--- start of DATA FOR THIS TASK ---
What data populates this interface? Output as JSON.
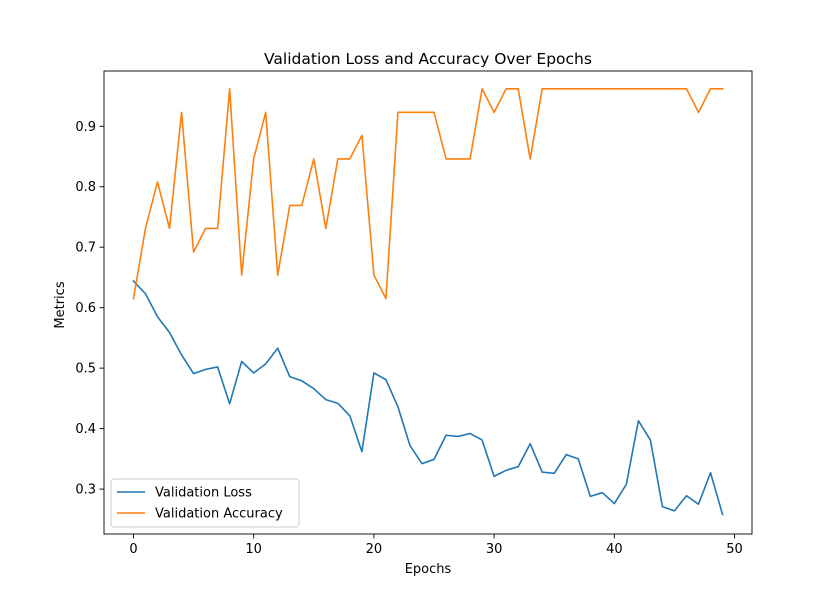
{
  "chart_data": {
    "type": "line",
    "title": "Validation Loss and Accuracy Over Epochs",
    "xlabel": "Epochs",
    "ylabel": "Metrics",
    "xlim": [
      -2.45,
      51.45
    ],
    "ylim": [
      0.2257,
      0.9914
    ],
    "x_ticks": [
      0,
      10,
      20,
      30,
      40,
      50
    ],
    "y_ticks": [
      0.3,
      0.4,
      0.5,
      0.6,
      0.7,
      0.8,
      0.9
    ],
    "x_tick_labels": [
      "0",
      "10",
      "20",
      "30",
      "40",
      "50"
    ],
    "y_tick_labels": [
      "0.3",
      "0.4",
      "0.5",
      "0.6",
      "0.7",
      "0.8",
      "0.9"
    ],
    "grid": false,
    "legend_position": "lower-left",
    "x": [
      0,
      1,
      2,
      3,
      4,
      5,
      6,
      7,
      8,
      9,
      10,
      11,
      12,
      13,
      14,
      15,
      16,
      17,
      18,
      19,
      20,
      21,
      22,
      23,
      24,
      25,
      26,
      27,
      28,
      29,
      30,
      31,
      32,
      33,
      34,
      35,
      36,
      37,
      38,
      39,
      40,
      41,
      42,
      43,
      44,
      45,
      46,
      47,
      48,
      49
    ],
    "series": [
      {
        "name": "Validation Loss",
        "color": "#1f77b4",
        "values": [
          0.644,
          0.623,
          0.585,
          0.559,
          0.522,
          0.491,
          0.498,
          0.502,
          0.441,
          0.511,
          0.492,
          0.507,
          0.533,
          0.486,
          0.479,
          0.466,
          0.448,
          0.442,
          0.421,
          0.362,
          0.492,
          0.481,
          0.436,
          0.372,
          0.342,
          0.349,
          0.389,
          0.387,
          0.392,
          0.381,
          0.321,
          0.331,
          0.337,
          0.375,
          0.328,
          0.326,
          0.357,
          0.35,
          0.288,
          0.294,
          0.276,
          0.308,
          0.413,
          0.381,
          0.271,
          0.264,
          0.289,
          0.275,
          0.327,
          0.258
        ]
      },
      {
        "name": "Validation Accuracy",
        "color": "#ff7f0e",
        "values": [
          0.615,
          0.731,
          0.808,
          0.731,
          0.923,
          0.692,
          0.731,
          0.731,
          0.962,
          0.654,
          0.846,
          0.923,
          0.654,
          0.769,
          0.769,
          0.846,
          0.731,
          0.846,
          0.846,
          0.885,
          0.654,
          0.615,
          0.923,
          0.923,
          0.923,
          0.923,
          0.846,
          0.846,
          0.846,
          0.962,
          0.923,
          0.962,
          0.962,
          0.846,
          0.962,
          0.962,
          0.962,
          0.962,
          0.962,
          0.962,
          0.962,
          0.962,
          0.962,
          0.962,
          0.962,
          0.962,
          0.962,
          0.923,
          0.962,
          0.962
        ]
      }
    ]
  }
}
--- end of DATA FOR THIS TASK ---
WHAT TO DO: Without the pictures, restate all of the entries above verbatim.

EXERCISE ANSWER:
What data populates this interface? Output as JSON.
{
  "chart_data": {
    "type": "line",
    "title": "Validation Loss and Accuracy Over Epochs",
    "xlabel": "Epochs",
    "ylabel": "Metrics",
    "xlim": [
      -2.45,
      51.45
    ],
    "ylim": [
      0.2257,
      0.9914
    ],
    "x_ticks": [
      0,
      10,
      20,
      30,
      40,
      50
    ],
    "y_ticks": [
      0.3,
      0.4,
      0.5,
      0.6,
      0.7,
      0.8,
      0.9
    ],
    "x_tick_labels": [
      "0",
      "10",
      "20",
      "30",
      "40",
      "50"
    ],
    "y_tick_labels": [
      "0.3",
      "0.4",
      "0.5",
      "0.6",
      "0.7",
      "0.8",
      "0.9"
    ],
    "grid": false,
    "legend_position": "lower-left",
    "x": [
      0,
      1,
      2,
      3,
      4,
      5,
      6,
      7,
      8,
      9,
      10,
      11,
      12,
      13,
      14,
      15,
      16,
      17,
      18,
      19,
      20,
      21,
      22,
      23,
      24,
      25,
      26,
      27,
      28,
      29,
      30,
      31,
      32,
      33,
      34,
      35,
      36,
      37,
      38,
      39,
      40,
      41,
      42,
      43,
      44,
      45,
      46,
      47,
      48,
      49
    ],
    "series": [
      {
        "name": "Validation Loss",
        "color": "#1f77b4",
        "values": [
          0.644,
          0.623,
          0.585,
          0.559,
          0.522,
          0.491,
          0.498,
          0.502,
          0.441,
          0.511,
          0.492,
          0.507,
          0.533,
          0.486,
          0.479,
          0.466,
          0.448,
          0.442,
          0.421,
          0.362,
          0.492,
          0.481,
          0.436,
          0.372,
          0.342,
          0.349,
          0.389,
          0.387,
          0.392,
          0.381,
          0.321,
          0.331,
          0.337,
          0.375,
          0.328,
          0.326,
          0.357,
          0.35,
          0.288,
          0.294,
          0.276,
          0.308,
          0.413,
          0.381,
          0.271,
          0.264,
          0.289,
          0.275,
          0.327,
          0.258
        ]
      },
      {
        "name": "Validation Accuracy",
        "color": "#ff7f0e",
        "values": [
          0.615,
          0.731,
          0.808,
          0.731,
          0.923,
          0.692,
          0.731,
          0.731,
          0.962,
          0.654,
          0.846,
          0.923,
          0.654,
          0.769,
          0.769,
          0.846,
          0.731,
          0.846,
          0.846,
          0.885,
          0.654,
          0.615,
          0.923,
          0.923,
          0.923,
          0.923,
          0.846,
          0.846,
          0.846,
          0.962,
          0.923,
          0.962,
          0.962,
          0.846,
          0.962,
          0.962,
          0.962,
          0.962,
          0.962,
          0.962,
          0.962,
          0.962,
          0.962,
          0.962,
          0.962,
          0.962,
          0.962,
          0.923,
          0.962,
          0.962
        ]
      }
    ]
  }
}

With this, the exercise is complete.